AIM OF THE EXERCISE
Lines containing "screenshot" are to be counted. Give the number and nothing more.

ENTRIES

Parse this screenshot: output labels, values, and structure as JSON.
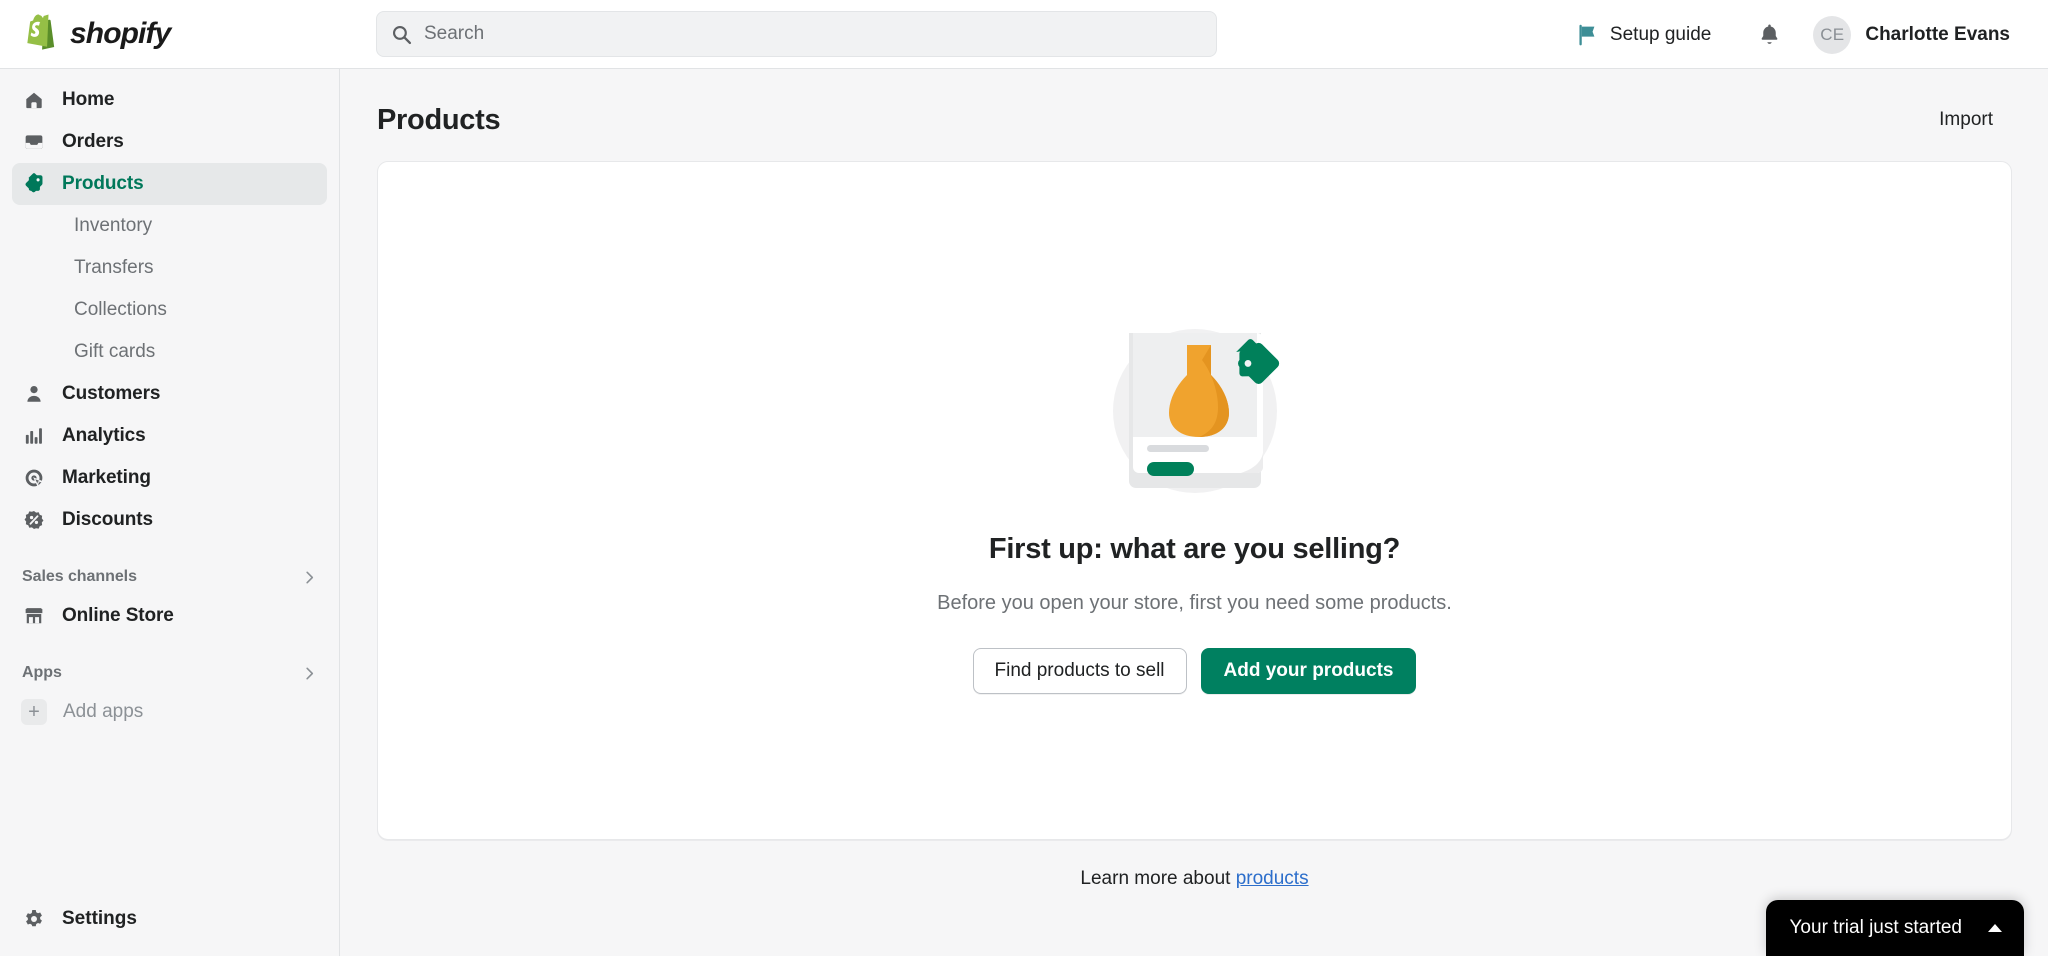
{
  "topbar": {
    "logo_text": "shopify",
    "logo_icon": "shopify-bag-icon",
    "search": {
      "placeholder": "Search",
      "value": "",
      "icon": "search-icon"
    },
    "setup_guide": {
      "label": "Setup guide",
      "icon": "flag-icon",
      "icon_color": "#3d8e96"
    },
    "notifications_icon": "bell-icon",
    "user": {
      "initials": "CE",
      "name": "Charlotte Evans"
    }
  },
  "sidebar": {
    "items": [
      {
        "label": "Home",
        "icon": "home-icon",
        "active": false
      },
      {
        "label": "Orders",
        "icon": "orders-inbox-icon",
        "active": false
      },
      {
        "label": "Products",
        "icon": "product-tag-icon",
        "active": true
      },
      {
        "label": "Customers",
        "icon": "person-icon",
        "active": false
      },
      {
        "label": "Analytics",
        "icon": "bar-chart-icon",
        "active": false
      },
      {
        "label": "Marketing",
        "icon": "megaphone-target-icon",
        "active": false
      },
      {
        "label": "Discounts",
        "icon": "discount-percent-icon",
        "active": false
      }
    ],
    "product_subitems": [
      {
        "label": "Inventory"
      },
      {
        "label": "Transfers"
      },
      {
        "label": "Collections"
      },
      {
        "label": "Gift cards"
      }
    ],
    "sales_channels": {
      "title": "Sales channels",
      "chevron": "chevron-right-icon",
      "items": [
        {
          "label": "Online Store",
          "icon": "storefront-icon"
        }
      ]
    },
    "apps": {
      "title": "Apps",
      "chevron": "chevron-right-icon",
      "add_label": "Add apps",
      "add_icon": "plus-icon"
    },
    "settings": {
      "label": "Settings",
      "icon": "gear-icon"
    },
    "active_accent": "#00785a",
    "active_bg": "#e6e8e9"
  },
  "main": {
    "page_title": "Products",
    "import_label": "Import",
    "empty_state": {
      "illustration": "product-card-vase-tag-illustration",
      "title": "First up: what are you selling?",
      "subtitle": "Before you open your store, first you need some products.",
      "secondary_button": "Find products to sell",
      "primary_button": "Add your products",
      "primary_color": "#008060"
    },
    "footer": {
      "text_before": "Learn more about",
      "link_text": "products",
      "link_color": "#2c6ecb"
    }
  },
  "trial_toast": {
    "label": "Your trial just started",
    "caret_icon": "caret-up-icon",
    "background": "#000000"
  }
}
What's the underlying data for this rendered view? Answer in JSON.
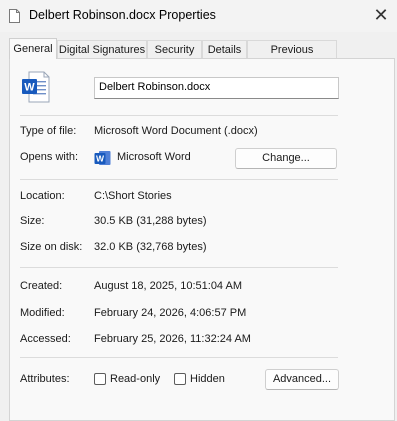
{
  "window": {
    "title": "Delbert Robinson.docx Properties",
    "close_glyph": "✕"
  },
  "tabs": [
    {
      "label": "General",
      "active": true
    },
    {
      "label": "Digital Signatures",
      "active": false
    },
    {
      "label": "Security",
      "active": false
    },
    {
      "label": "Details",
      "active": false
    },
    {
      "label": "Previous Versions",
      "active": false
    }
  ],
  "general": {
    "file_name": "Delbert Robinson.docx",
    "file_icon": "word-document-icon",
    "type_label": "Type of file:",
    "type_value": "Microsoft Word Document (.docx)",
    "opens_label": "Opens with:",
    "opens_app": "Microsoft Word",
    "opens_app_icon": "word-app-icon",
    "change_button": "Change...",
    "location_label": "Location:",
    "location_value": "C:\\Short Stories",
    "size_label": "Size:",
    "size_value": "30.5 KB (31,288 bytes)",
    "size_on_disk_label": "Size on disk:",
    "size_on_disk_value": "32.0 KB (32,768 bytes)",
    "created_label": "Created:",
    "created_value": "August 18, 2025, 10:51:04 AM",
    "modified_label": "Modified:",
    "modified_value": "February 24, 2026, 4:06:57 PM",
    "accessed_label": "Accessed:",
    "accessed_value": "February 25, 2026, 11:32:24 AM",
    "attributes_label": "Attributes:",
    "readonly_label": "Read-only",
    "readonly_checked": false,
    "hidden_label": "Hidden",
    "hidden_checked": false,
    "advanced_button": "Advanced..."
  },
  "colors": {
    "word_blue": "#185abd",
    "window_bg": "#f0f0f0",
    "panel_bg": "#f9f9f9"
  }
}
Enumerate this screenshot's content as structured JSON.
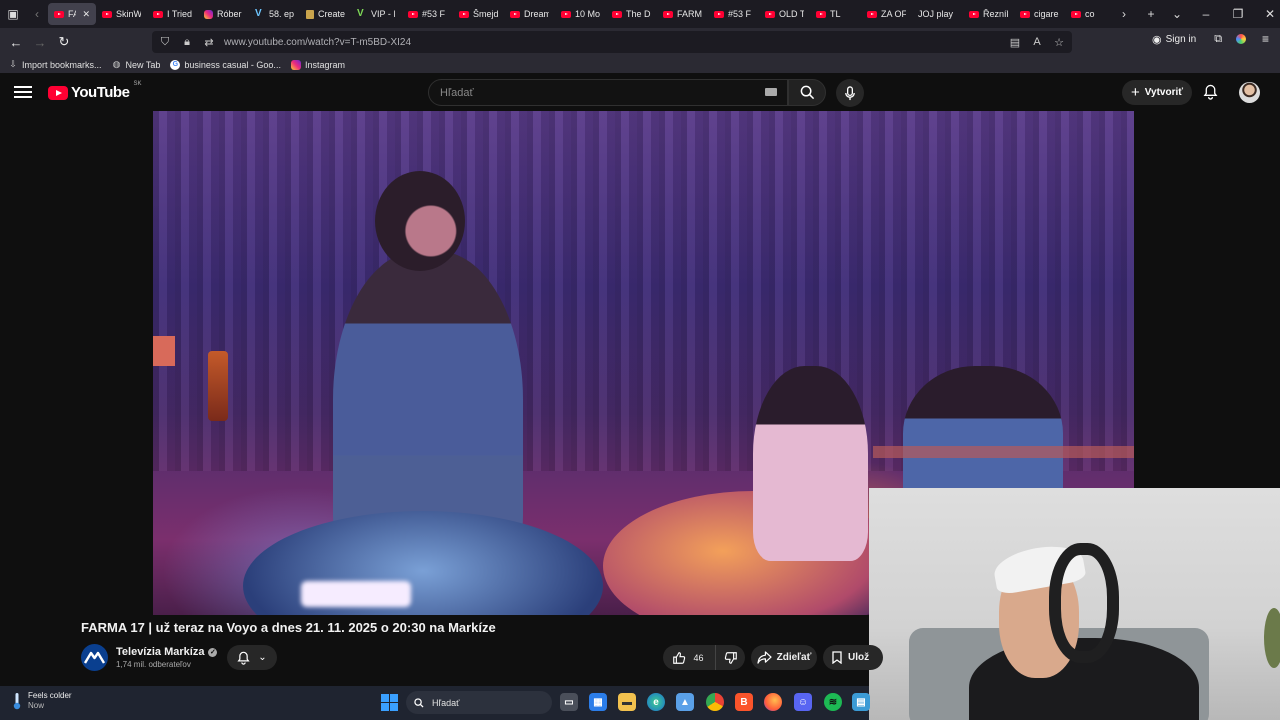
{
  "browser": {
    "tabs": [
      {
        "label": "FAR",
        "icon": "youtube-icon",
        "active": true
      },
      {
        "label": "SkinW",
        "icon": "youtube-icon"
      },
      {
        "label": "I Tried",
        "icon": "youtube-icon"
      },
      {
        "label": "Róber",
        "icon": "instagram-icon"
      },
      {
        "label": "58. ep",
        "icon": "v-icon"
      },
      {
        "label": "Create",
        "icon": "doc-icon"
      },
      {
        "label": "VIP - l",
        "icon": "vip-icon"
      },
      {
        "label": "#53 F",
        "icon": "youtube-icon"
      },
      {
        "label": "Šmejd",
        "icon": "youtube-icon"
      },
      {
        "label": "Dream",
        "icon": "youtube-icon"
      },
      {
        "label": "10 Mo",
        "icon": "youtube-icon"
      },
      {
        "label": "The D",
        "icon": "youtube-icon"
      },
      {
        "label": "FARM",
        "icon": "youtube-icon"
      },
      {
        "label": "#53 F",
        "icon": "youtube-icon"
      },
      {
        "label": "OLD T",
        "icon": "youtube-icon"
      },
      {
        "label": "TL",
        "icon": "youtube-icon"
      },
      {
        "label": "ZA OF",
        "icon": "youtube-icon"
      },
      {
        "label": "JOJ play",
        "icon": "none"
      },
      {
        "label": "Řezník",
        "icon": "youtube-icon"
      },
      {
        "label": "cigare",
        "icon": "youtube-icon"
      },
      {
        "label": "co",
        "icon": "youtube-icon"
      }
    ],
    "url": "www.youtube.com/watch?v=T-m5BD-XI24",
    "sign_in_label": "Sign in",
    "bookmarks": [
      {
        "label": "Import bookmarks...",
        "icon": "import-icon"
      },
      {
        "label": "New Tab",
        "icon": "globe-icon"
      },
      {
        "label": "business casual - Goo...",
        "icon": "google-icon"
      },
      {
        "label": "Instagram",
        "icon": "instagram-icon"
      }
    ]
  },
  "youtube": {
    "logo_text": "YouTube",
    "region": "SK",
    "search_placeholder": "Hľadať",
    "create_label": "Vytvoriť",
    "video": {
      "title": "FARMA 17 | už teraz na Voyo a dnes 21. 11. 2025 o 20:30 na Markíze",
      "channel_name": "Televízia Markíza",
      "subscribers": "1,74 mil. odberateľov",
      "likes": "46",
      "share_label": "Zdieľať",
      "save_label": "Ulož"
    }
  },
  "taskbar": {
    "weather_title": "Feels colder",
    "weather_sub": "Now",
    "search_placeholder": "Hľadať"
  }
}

RESPONSE
2